→ Request
Copy each line of the data below with the word "title".

--- Data records ---

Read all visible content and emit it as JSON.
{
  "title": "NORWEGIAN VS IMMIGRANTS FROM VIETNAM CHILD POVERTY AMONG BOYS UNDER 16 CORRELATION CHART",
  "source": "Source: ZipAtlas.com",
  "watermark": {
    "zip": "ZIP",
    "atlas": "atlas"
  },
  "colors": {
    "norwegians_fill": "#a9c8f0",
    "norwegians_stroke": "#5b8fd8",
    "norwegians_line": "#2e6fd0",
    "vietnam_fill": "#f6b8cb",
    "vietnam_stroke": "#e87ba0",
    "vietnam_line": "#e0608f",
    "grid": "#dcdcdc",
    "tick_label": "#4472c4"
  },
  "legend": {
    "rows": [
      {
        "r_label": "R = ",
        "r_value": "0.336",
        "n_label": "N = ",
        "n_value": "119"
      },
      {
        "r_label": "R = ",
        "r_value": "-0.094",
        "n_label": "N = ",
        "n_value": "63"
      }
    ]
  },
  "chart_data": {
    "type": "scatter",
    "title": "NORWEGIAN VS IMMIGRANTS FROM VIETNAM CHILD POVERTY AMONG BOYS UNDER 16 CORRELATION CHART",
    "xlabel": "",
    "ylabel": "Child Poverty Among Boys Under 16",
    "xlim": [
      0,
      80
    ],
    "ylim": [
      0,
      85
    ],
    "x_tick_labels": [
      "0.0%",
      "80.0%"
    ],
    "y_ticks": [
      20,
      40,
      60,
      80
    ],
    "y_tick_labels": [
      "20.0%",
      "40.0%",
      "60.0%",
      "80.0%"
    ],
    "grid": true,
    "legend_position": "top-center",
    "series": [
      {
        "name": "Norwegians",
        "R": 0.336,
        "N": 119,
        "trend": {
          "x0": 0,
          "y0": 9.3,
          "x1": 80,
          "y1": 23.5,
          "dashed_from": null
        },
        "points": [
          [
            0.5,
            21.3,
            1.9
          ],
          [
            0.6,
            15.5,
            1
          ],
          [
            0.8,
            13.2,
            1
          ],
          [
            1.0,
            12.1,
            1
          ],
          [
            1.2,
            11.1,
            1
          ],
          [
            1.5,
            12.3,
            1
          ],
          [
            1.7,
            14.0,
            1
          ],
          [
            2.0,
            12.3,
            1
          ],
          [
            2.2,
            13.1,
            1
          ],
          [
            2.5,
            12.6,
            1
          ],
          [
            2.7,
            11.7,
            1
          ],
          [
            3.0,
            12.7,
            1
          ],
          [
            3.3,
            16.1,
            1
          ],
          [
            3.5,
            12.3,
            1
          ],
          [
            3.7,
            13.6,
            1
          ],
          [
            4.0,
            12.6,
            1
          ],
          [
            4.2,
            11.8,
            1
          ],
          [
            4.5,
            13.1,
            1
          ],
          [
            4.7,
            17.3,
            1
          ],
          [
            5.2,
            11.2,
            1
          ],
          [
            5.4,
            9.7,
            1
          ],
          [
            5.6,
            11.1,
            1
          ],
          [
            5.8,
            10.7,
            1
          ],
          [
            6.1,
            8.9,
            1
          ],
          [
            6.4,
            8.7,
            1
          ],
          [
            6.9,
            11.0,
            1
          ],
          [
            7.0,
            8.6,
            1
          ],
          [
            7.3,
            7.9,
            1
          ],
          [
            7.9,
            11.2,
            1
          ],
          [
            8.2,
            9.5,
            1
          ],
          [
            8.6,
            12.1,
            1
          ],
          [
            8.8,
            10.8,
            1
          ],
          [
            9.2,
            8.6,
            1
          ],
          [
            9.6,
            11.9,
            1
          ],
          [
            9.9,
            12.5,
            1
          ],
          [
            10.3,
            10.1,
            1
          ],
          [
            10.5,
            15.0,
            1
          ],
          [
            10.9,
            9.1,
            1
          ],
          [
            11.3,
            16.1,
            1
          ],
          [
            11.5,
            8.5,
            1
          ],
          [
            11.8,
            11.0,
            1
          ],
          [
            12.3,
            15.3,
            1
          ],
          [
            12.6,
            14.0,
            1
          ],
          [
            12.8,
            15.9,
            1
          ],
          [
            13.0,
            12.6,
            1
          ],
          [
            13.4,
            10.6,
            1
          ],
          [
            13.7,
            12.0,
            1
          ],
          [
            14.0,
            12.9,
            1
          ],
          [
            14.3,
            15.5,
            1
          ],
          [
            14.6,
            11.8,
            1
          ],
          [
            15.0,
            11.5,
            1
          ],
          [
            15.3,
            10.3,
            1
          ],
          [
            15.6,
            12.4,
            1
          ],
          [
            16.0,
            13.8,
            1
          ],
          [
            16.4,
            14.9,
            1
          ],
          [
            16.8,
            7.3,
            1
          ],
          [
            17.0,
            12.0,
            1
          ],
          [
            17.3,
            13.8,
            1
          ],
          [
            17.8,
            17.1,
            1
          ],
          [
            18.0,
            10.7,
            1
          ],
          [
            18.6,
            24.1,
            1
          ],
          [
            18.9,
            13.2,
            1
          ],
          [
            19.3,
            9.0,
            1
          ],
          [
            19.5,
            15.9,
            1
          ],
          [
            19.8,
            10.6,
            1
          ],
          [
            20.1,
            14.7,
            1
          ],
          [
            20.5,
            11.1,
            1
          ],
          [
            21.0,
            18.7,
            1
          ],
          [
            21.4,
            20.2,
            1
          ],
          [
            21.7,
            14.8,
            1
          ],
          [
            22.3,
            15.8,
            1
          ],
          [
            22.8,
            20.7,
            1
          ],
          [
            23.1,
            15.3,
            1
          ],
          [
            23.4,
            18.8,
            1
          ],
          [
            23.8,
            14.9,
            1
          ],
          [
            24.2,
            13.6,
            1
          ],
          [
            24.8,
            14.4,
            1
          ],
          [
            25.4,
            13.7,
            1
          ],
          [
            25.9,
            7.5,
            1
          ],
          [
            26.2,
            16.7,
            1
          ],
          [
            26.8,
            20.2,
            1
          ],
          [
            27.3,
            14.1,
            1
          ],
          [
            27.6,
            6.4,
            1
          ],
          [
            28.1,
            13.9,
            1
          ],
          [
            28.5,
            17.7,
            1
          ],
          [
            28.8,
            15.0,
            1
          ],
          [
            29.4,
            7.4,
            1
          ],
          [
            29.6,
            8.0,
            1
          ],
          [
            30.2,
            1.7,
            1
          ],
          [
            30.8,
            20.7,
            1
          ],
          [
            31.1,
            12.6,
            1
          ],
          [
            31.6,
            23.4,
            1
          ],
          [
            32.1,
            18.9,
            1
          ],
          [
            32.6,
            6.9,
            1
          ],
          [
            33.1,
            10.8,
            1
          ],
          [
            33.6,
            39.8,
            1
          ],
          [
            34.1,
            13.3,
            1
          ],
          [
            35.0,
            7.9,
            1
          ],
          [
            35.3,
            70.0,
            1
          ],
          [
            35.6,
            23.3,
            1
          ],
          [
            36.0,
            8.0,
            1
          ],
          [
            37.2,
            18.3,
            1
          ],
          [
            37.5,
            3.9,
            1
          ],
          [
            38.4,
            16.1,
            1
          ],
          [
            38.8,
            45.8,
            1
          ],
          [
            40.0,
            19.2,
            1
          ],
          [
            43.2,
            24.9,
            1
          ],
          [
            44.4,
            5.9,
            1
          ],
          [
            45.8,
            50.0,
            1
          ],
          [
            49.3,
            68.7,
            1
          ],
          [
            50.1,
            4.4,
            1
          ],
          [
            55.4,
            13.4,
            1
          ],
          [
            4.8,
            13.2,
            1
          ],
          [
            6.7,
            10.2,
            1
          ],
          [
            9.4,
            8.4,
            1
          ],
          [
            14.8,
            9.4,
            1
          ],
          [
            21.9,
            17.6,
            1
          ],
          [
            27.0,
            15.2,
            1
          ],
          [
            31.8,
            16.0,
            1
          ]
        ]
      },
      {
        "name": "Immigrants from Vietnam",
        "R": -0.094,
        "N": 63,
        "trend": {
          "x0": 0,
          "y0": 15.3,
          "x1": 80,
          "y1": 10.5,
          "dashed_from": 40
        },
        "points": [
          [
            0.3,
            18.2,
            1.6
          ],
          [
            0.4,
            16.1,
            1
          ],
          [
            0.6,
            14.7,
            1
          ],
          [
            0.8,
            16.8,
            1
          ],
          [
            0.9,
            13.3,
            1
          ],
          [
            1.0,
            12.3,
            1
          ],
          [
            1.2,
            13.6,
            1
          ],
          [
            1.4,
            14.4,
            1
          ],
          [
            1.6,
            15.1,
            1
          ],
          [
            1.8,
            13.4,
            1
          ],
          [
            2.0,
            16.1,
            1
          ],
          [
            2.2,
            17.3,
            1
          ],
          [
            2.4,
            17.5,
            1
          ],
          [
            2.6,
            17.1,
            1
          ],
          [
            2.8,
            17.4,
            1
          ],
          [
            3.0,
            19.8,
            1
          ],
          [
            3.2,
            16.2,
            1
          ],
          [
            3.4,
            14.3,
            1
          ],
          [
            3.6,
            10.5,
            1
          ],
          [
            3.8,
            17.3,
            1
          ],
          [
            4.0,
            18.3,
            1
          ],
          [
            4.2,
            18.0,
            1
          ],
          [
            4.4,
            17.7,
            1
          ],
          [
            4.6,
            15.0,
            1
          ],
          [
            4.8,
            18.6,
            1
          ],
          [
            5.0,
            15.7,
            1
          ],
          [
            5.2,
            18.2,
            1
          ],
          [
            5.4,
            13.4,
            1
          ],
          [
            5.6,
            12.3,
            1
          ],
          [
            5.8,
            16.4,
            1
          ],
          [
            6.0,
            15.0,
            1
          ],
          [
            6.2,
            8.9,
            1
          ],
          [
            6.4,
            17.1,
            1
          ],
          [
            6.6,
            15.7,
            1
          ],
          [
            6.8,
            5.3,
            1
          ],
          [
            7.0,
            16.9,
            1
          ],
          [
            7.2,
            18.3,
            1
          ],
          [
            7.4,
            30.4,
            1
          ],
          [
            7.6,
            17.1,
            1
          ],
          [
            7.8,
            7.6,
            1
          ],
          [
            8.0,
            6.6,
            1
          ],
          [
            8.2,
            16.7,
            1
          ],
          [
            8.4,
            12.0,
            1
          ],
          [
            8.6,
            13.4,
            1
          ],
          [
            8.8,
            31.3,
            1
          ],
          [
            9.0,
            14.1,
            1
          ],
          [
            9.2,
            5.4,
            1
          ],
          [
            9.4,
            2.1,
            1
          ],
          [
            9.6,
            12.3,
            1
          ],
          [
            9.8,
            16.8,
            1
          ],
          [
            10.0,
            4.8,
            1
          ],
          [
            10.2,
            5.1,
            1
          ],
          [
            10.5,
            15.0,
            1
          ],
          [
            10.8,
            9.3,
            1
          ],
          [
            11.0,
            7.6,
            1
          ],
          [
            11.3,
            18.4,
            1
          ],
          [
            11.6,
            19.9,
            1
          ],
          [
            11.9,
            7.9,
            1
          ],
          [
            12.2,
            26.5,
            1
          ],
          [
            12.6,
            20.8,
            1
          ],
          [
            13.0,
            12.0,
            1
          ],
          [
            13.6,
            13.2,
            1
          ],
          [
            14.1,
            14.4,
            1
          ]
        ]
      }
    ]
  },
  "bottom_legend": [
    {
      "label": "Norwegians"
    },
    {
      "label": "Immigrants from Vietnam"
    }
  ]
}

---

→ Reply
  "title": "NORWEGIAN VS IMMIGRANTS FROM VIETNAM CHILD POVERTY AMONG BOYS UNDER 16 CORRELATION CHART",
    "title": "NORWEGIAN VS IMMIGRANTS FROM VIETNAM CHILD POVERTY AMONG BOYS UNDER 16 CORRELATION CHART",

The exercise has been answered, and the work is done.